WHAT YOU SHOULD DO: Repeat every line exactly, keeping the pictures out of the copy.

RECORDS SHOWN:
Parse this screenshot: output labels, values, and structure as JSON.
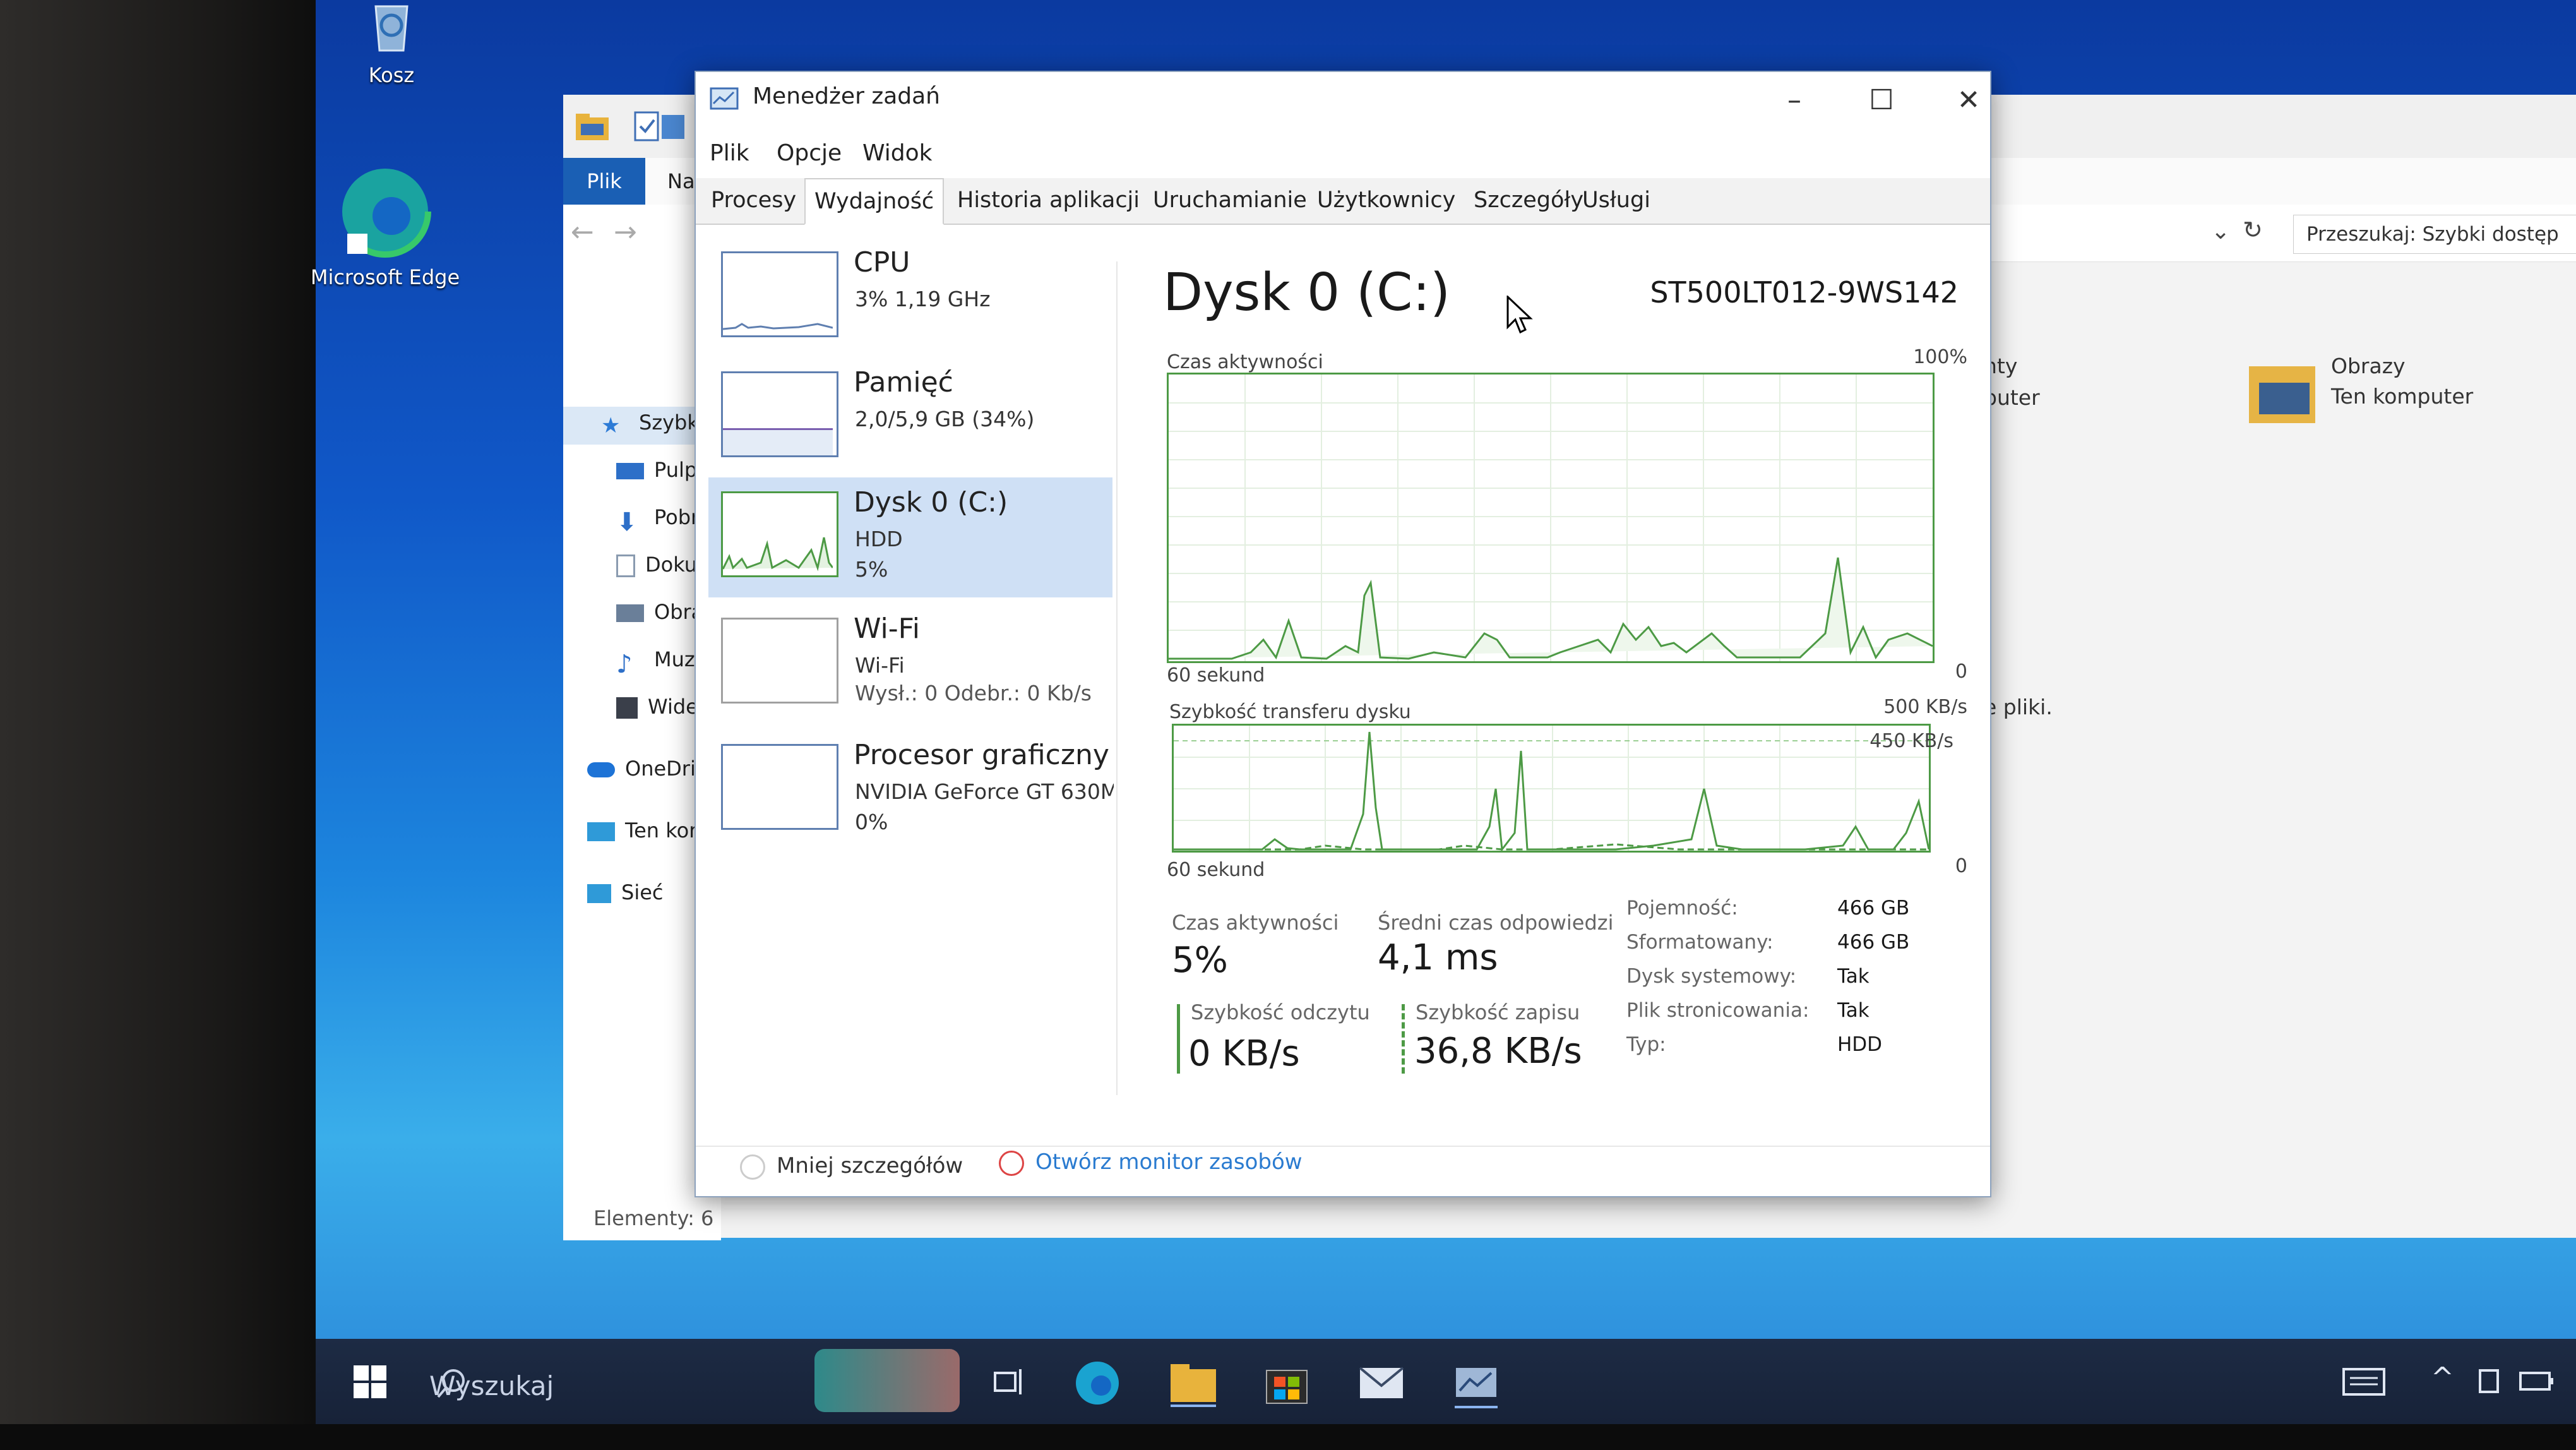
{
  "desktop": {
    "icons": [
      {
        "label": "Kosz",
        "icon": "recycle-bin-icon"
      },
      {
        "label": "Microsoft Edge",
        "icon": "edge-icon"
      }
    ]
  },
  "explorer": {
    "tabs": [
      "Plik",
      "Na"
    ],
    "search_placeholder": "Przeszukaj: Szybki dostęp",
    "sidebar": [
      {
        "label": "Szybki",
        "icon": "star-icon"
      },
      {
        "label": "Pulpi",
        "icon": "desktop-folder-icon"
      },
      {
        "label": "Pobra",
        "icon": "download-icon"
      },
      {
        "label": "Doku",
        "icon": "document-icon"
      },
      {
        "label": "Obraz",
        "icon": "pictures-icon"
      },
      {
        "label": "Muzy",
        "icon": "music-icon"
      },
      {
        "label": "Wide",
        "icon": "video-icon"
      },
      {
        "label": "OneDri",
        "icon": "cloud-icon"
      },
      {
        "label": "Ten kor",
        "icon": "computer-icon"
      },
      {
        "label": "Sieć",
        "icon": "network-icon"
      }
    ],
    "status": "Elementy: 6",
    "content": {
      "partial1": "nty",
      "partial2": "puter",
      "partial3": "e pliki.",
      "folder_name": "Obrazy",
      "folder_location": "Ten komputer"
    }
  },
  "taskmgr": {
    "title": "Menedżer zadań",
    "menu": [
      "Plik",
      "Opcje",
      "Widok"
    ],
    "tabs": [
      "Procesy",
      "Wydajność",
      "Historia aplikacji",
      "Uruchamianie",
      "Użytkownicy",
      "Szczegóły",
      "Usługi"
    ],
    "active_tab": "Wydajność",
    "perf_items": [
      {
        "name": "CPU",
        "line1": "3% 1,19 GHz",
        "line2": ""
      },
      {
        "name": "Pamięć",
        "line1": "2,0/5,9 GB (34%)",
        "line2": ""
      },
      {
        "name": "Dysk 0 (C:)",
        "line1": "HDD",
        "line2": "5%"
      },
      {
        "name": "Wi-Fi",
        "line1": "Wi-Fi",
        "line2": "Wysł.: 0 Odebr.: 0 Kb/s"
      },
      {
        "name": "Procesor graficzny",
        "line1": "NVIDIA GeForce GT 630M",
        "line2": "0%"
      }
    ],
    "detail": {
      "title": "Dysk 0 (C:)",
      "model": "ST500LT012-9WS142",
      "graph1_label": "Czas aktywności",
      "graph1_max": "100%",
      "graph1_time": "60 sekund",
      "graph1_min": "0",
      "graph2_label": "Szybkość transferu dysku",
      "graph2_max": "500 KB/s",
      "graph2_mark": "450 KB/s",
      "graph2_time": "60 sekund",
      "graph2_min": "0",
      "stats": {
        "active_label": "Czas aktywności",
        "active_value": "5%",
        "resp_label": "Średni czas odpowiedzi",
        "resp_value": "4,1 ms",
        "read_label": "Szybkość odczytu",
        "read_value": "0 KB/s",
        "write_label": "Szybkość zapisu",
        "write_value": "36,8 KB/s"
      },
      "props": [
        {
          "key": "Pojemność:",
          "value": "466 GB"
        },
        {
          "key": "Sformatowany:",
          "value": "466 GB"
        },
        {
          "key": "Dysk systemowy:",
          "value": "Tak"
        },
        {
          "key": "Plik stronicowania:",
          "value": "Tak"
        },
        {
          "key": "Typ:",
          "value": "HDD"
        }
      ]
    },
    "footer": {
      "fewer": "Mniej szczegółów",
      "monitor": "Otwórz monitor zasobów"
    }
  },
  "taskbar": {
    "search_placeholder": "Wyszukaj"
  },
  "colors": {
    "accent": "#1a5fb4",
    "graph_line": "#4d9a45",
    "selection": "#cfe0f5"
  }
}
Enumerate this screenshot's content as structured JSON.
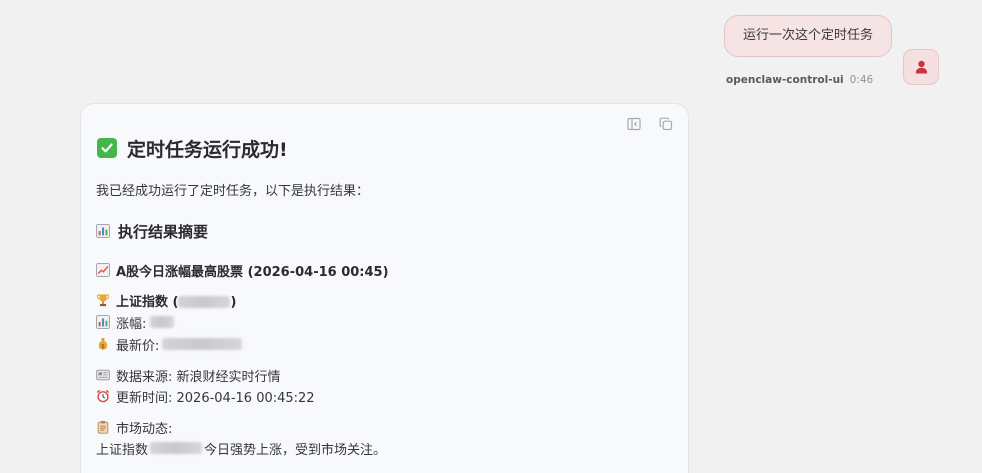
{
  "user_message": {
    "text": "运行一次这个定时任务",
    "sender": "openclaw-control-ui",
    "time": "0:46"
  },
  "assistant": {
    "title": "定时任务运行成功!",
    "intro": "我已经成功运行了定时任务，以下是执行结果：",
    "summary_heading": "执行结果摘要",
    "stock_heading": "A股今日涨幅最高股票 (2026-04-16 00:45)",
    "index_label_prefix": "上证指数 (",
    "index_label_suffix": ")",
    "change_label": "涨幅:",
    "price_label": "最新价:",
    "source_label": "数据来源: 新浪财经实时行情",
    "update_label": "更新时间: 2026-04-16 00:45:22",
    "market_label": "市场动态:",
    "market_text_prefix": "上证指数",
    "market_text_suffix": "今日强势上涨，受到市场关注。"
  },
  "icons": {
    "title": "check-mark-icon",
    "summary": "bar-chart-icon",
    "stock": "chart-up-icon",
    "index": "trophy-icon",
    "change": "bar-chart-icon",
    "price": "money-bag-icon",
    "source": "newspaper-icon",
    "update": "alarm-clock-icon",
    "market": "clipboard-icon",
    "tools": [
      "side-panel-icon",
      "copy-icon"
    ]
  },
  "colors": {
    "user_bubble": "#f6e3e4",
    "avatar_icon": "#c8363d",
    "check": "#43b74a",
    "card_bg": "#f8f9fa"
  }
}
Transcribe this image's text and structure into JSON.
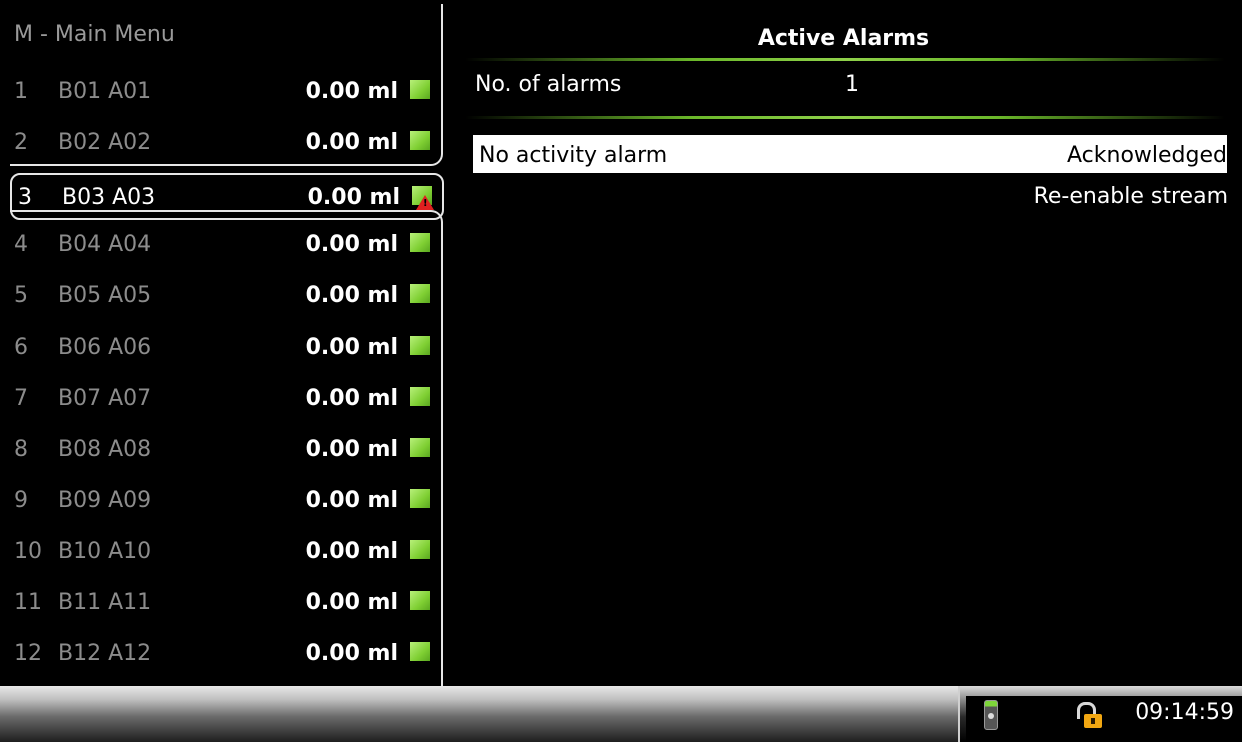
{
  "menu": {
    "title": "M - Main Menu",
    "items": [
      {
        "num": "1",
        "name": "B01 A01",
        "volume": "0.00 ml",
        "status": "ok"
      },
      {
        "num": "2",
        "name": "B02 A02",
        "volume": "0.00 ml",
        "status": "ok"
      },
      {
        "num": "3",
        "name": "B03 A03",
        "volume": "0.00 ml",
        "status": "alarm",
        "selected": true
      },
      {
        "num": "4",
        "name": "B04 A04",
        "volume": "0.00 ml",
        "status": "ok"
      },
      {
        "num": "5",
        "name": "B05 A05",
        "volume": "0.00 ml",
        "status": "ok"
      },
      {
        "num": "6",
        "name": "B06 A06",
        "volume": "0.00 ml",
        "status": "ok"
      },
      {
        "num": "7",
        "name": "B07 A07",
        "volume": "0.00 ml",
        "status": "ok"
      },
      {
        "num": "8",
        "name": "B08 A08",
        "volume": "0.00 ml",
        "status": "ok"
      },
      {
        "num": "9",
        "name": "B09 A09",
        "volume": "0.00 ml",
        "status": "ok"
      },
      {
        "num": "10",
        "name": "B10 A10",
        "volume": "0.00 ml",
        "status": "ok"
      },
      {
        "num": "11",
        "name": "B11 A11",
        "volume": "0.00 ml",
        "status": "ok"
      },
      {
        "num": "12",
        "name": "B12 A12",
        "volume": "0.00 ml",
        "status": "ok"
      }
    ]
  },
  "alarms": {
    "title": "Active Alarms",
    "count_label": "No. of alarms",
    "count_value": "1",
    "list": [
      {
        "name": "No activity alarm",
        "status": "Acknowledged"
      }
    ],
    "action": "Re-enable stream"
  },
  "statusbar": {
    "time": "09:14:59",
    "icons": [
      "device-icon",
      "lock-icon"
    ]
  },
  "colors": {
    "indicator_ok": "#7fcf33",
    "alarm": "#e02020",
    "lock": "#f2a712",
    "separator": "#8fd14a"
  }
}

RESULT:
Parse this screenshot: output labels, values, and structure as JSON.
{
  "desktop": {
    "icons": [
      {
        "label": "Kosz",
        "icon": "recycle-bin-icon"
      },
      {
        "label": "Microsoft Edge",
        "icon": "edge-icon"
      }
    ]
  },
  "explorer": {
    "tabs": [
      "Plik",
      "Na"
    ],
    "search_placeholder": "Przeszukaj: Szybki dostęp",
    "sidebar": [
      {
        "label": "Szybki",
        "icon": "star-icon"
      },
      {
        "label": "Pulpi",
        "icon": "desktop-folder-icon"
      },
      {
        "label": "Pobra",
        "icon": "download-icon"
      },
      {
        "label": "Doku",
        "icon": "document-icon"
      },
      {
        "label": "Obraz",
        "icon": "pictures-icon"
      },
      {
        "label": "Muzy",
        "icon": "music-icon"
      },
      {
        "label": "Wide",
        "icon": "video-icon"
      },
      {
        "label": "OneDri",
        "icon": "cloud-icon"
      },
      {
        "label": "Ten kor",
        "icon": "computer-icon"
      },
      {
        "label": "Sieć",
        "icon": "network-icon"
      }
    ],
    "status": "Elementy: 6",
    "content": {
      "partial1": "nty",
      "partial2": "puter",
      "partial3": "e pliki.",
      "folder_name": "Obrazy",
      "folder_location": "Ten komputer"
    }
  },
  "taskmgr": {
    "title": "Menedżer zadań",
    "menu": [
      "Plik",
      "Opcje",
      "Widok"
    ],
    "tabs": [
      "Procesy",
      "Wydajność",
      "Historia aplikacji",
      "Uruchamianie",
      "Użytkownicy",
      "Szczegóły",
      "Usługi"
    ],
    "active_tab": "Wydajność",
    "perf_items": [
      {
        "name": "CPU",
        "line1": "3% 1,19 GHz",
        "line2": ""
      },
      {
        "name": "Pamięć",
        "line1": "2,0/5,9 GB (34%)",
        "line2": ""
      },
      {
        "name": "Dysk 0 (C:)",
        "line1": "HDD",
        "line2": "5%"
      },
      {
        "name": "Wi-Fi",
        "line1": "Wi-Fi",
        "line2": "Wysł.: 0 Odebr.: 0 Kb/s"
      },
      {
        "name": "Procesor graficzny",
        "line1": "NVIDIA GeForce GT 630M",
        "line2": "0%"
      }
    ],
    "detail": {
      "title": "Dysk 0 (C:)",
      "model": "ST500LT012-9WS142",
      "graph1_label": "Czas aktywności",
      "graph1_max": "100%",
      "graph1_time": "60 sekund",
      "graph1_min": "0",
      "graph2_label": "Szybkość transferu dysku",
      "graph2_max": "500 KB/s",
      "graph2_mark": "450 KB/s",
      "graph2_time": "60 sekund",
      "graph2_min": "0",
      "stats": {
        "active_label": "Czas aktywności",
        "active_value": "5%",
        "resp_label": "Średni czas odpowiedzi",
        "resp_value": "4,1 ms",
        "read_label": "Szybkość odczytu",
        "read_value": "0 KB/s",
        "write_label": "Szybkość zapisu",
        "write_value": "36,8 KB/s"
      },
      "props": [
        {
          "key": "Pojemność:",
          "value": "466 GB"
        },
        {
          "key": "Sformatowany:",
          "value": "466 GB"
        },
        {
          "key": "Dysk systemowy:",
          "value": "Tak"
        },
        {
          "key": "Plik stronicowania:",
          "value": "Tak"
        },
        {
          "key": "Typ:",
          "value": "HDD"
        }
      ]
    },
    "footer": {
      "fewer": "Mniej szczegółów",
      "monitor": "Otwórz monitor zasobów"
    }
  },
  "taskbar": {
    "search_placeholder": "Wyszukaj"
  },
  "colors": {
    "accent": "#1a5fb4",
    "graph_line": "#4d9a45",
    "selection": "#cfe0f5"
  }
}
Enumerate this screenshot's content as structured JSON.
{
  "user_message": {
    "text": "运行一次这个定时任务",
    "sender": "openclaw-control-ui",
    "time": "0:46"
  },
  "assistant": {
    "title": "定时任务运行成功!",
    "intro": "我已经成功运行了定时任务，以下是执行结果：",
    "summary_heading": "执行结果摘要",
    "stock_heading": "A股今日涨幅最高股票 (2026-04-16 00:45)",
    "index_label_prefix": "上证指数 (",
    "index_label_suffix": ")",
    "change_label": "涨幅:",
    "price_label": "最新价:",
    "source_label": "数据来源: 新浪财经实时行情",
    "update_label": "更新时间: 2026-04-16 00:45:22",
    "market_label": "市场动态:",
    "market_text_prefix": "上证指数",
    "market_text_suffix": "今日强势上涨，受到市场关注。"
  },
  "icons": {
    "title": "check-mark-icon",
    "summary": "bar-chart-icon",
    "stock": "chart-up-icon",
    "index": "trophy-icon",
    "change": "bar-chart-icon",
    "price": "money-bag-icon",
    "source": "newspaper-icon",
    "update": "alarm-clock-icon",
    "market": "clipboard-icon",
    "tools": [
      "side-panel-icon",
      "copy-icon"
    ]
  },
  "colors": {
    "user_bubble": "#f6e3e4",
    "avatar_icon": "#c8363d",
    "check": "#43b74a",
    "card_bg": "#f8f9fa"
  }
}
Transcribe this image's text and structure into JSON.
{
  "menu": {
    "title": "M - Main Menu",
    "items": [
      {
        "num": "1",
        "name": "B01 A01",
        "volume": "0.00 ml",
        "status": "ok"
      },
      {
        "num": "2",
        "name": "B02 A02",
        "volume": "0.00 ml",
        "status": "ok"
      },
      {
        "num": "3",
        "name": "B03 A03",
        "volume": "0.00 ml",
        "status": "alarm",
        "selected": true
      },
      {
        "num": "4",
        "name": "B04 A04",
        "volume": "0.00 ml",
        "status": "ok"
      },
      {
        "num": "5",
        "name": "B05 A05",
        "volume": "0.00 ml",
        "status": "ok"
      },
      {
        "num": "6",
        "name": "B06 A06",
        "volume": "0.00 ml",
        "status": "ok"
      },
      {
        "num": "7",
        "name": "B07 A07",
        "volume": "0.00 ml",
        "status": "ok"
      },
      {
        "num": "8",
        "name": "B08 A08",
        "volume": "0.00 ml",
        "status": "ok"
      },
      {
        "num": "9",
        "name": "B09 A09",
        "volume": "0.00 ml",
        "status": "ok"
      },
      {
        "num": "10",
        "name": "B10 A10",
        "volume": "0.00 ml",
        "status": "ok"
      },
      {
        "num": "11",
        "name": "B11 A11",
        "volume": "0.00 ml",
        "status": "ok"
      },
      {
        "num": "12",
        "name": "B12 A12",
        "volume": "0.00 ml",
        "status": "ok"
      }
    ]
  },
  "alarms": {
    "title": "Active Alarms",
    "count_label": "No. of alarms",
    "count_value": "1",
    "list": [
      {
        "name": "No activity alarm",
        "status": "Acknowledged"
      }
    ],
    "action": "Re-enable stream"
  },
  "statusbar": {
    "time": "09:14:59",
    "icons": [
      "device-icon",
      "lock-icon"
    ]
  },
  "colors": {
    "indicator_ok": "#7fcf33",
    "alarm": "#e02020",
    "lock": "#f2a712",
    "separator": "#8fd14a"
  }
}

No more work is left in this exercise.